● What you need to do
Extract every line that contains the word "title".

● Provided data
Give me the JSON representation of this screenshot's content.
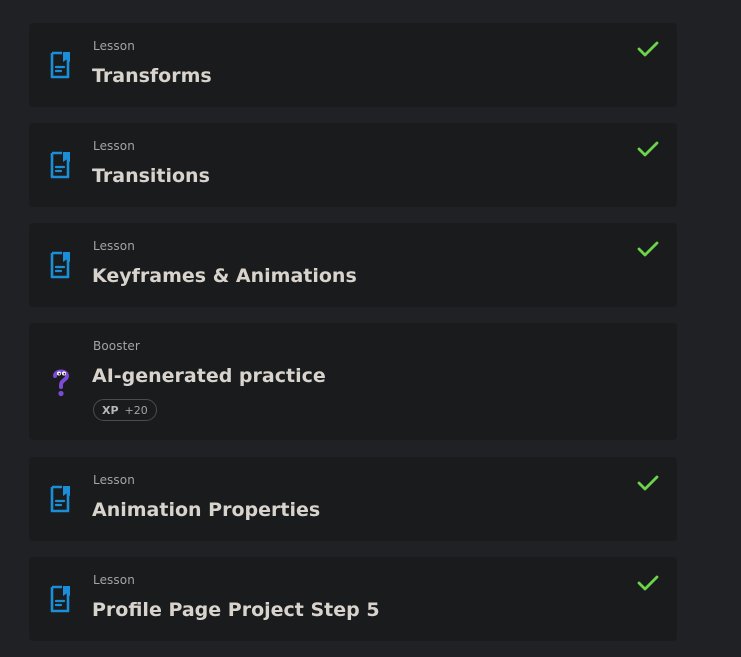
{
  "colors": {
    "background": "#202124",
    "card": "#1a1b1d",
    "lesson_icon": "#1a8fd8",
    "check": "#6bd44a",
    "booster_icon": "#7b4ad6"
  },
  "items": [
    {
      "kind": "Lesson",
      "title": "Transforms",
      "completed": true,
      "icon": "lesson-document-icon"
    },
    {
      "kind": "Lesson",
      "title": "Transitions",
      "completed": true,
      "icon": "lesson-document-icon"
    },
    {
      "kind": "Lesson",
      "title": "Keyframes & Animations",
      "completed": true,
      "icon": "lesson-document-icon"
    },
    {
      "kind": "Booster",
      "title": "AI-generated practice",
      "completed": false,
      "icon": "question-mark-icon",
      "xp_label": "XP",
      "xp_value": "+20"
    },
    {
      "kind": "Lesson",
      "title": "Animation Properties",
      "completed": true,
      "icon": "lesson-document-icon"
    },
    {
      "kind": "Lesson",
      "title": "Profile Page Project Step 5",
      "completed": true,
      "icon": "lesson-document-icon"
    }
  ]
}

● Task answer
      "title": "Transforms",
      "title": "Transitions",
      "title": "Keyframes & Animations",
      "title": "AI-generated practice",
      "title": "Animation Properties",
      "title": "Profile Page Project Step 5",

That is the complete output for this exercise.